*Stored records*.
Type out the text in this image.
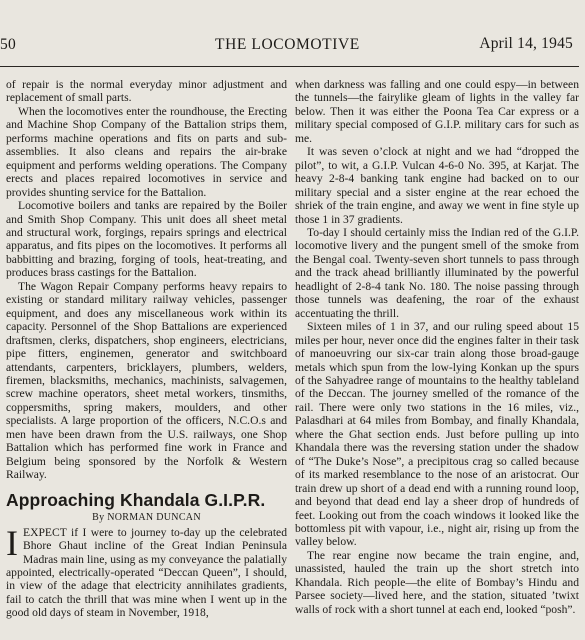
50	THE LOCOMOTIVE	April 14, 1945

of repair is the normal everyday minor adjustment and replacement of small parts.

When the locomotives enter the roundhouse, the Erecting and Machine Shop Company of the Battalion strips them, performs machine operations and fits on parts and sub-assemblies. It also cleans and repairs the air-brake equipment and performs welding operations. The Company erects and places repaired locomotives in service and provides shunting service for the Battalion.

Locomotive boilers and tanks are repaired by the Boiler and Smith Shop Company. This unit does all sheet metal and structural work, forgings, repairs springs and electrical apparatus, and fits pipes on the locomotives. It performs all babbitting and brazing, forging of tools, heat-treating, and produces brass castings for the Battalion.

The Wagon Repair Company performs heavy repairs to existing or standard military railway vehicles, passenger equipment, and does any miscellaneous work within its capacity. Personnel of the Shop Battalions are experienced draftsmen, clerks, dispatchers, shop engineers, electricians, pipe fitters, enginemen, generator and switchboard attendants, carpenters, bricklayers, plumbers, welders, firemen, blacksmiths, mechanics, machinists, salvagemen, screw machine operators, sheet metal workers, tinsmiths, coppersmiths, spring makers, moulders, and other specialists. A large proportion of the officers, N.C.O.s and men have been drawn from the U.S. railways, one Shop Battalion which has performed fine work in France and Belgium being sponsored by the Norfolk & Western Railway.

Approaching Khandala G.I.P.R.
By NORMAN DUNCAN

I EXPECT if I were to journey to-day up the celebrated Bhore Ghaut incline of the Great Indian Peninsula Madras main line, using as my conveyance the palatially appointed, electrically-operated “Deccan Queen”, I should, in view of the adage that electricity annihilates gradients, fail to catch the thrill that was mine when I went up in the good old days of steam in November, 1918,

when darkness was falling and one could espy—in between the tunnels—the fairylike gleam of lights in the valley far below. Then it was either the Poona Tea Car express or a military special composed of G.I.P. military cars for such as me.

It was seven o’clock at night and we had “dropped the pilot”, to wit, a G.I.P. Vulcan 4-6-0 No. 395, at Karjat. The heavy 2-8-4 banking tank engine had backed on to our military special and a sister engine at the rear echoed the shriek of the train engine, and away we went in fine style up those 1 in 37 gradients.

To-day I should certainly miss the Indian red of the G.I.P. locomotive livery and the pungent smell of the smoke from the Bengal coal. Twenty-seven short tunnels to pass through and the track ahead brilliantly illuminated by the powerful headlight of 2-8-4 tank No. 180. The noise passing through those tunnels was deafening, the roar of the exhaust accentuating the thrill.

Sixteen miles of 1 in 37, and our ruling speed about 15 miles per hour, never once did the engines falter in their task of manoeuvring our six-car train along those broad-gauge metals which spun from the low-lying Konkan up the spurs of the Sahyadree range of mountains to the healthy tableland of the Deccan. The journey smelled of the romance of the rail. There were only two stations in the 16 miles, viz., Palasdhari at 64 miles from Bombay, and finally Khandala, where the Ghat section ends. Just before pulling up into Khandala there was the reversing station under the shadow of “The Duke’s Nose”, a precipitous crag so called because of its marked resemblance to the nose of an aristocrat. Our train drew up short of a dead end with a running round loop, and beyond that dead end lay a sheer drop of hundreds of feet. Looking out from the coach windows it looked like the bottomless pit with vapour, i.e., night air, rising up from the valley below.

The rear engine now became the train engine, and, unassisted, hauled the train up the short stretch into Khandala. Rich people—the elite of Bombay’s Hindu and Parsee society—lived here, and the station, situated ’twixt walls of rock with a short tunnel at each end, looked “posh”.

*Your objective*. Go through the material above and copy each line that has the word "below".

*Full solution*.
when darkness was falling and one could espy—in between the tunnels—the fairylike gleam of lights in the valley far below. Then it was either the Poona Tea Car express or a military special composed of G.I.P. military cars for such as me.
Sixteen miles of 1 in 37, and our ruling speed about 15 miles per hour, never once did the engines falter in their task of manoeuvring our six-car train along those broad-gauge metals which spun from the low-lying Konkan up the spurs of the Sahyadree range of mountains to the healthy tableland of the Deccan. The journey smelled of the romance of the rail. There were only two stations in the 16 miles, viz., Palasdhari at 64 miles from Bombay, and finally Khandala, where the Ghat section ends. Just before pulling up into Khandala there was the reversing station under the shadow of “The Duke’s Nose”, a precipitous crag so called because of its marked resemblance to the nose of an aristocrat. Our train drew up short of a dead end with a running round loop, and beyond that dead end lay a sheer drop of hundreds of feet. Looking out from the coach windows it looked like the bottomless pit with vapour, i.e., night air, rising up from the valley below.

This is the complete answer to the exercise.